WRITTEN PROBLEM »
Answer these questions about the forum post below:
(a) How long has it been since D-Day?
(b) How many years has the marriage lasted?
(c) When is the couple's anniversary?

# Stupid emotional roller coaster



## OH-WHY-O? (Jul 30, 2010)

I'm so low today. Just need to air out some emotions. It's been 2 months since D-Day. I suspect the emotional part of the affair has been going on for many, many months. I have been so up and down. We have separated, but he comes home on the weekends to be around the kids. 

A few weeks ago I was about ready to forgive. Last week, I became very aware of how MY needs weren't being met during our 17 year marriage - he's never been very respectful of me. He's taken advantage of me (in ways like not helping around the house or with the kids). He is so immature. We're in such different places - he craves the feeling of falling in love (hence the affair) and I need a marriage where I feel safe and secure and comfortable. I need someone who is mature enough to handle the responsibility of a family and a marriage and all that goes with it. I really felt like it was time to let him go and move on. I felt so strong. Today as he was getting ready to leave, I completely broke down. I could not bear to watch him walk out the door. I wanted to scream for him to stay. I wanted him to hold me and tell me he wants me. Why am I so weak today? I can't stop crying.

Our anniversary is next weekend. How do I handle that? I can't seem to handle anything. I am so lost and sad today. I feel like there is no hope for us. I know I will get stronger as I adjust to him being gone again. And I know that I will have to tell him to stop coming on the weekends. And I know I will eventually have to file for divorce because he won't. I just never thought it would end this way. I can't believe our family is torn apart like this. I can't believe my husband is "that" guy - the guy who cheated on his wife. The guy who chose his job over his family. The guy who seemingly had it all and then threw it away.

GIVEN INFORMATION »
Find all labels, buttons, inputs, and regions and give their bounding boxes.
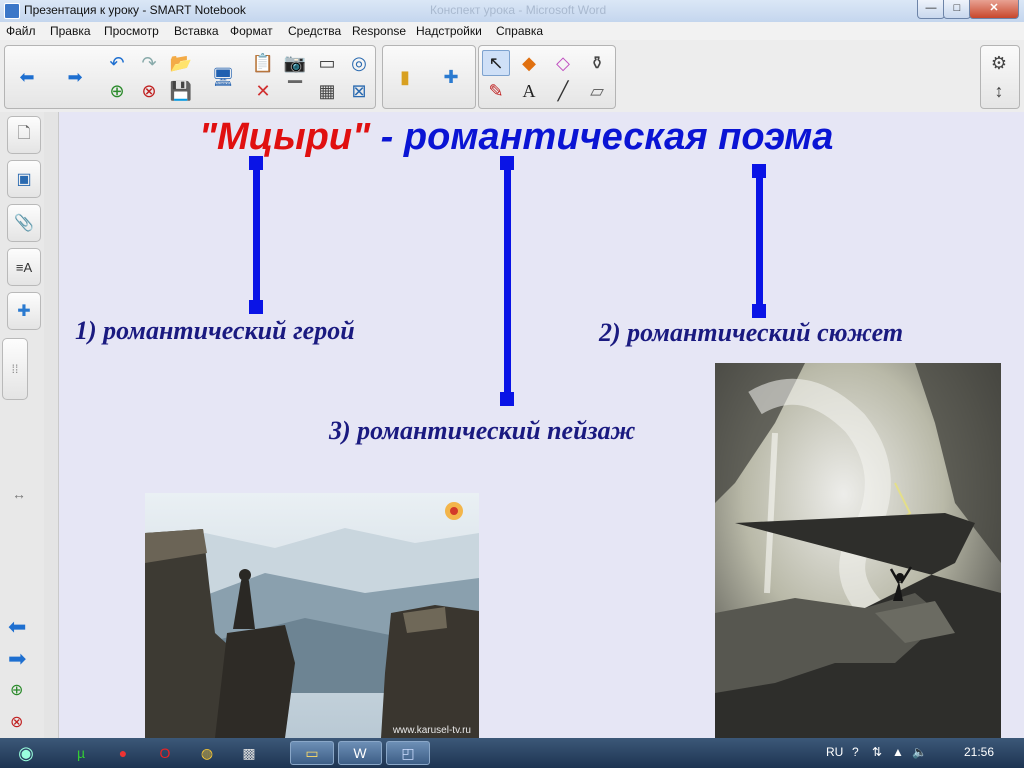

FINAL ANSWER »
(a) 2 months
(b) 17 years
(c) Next weekend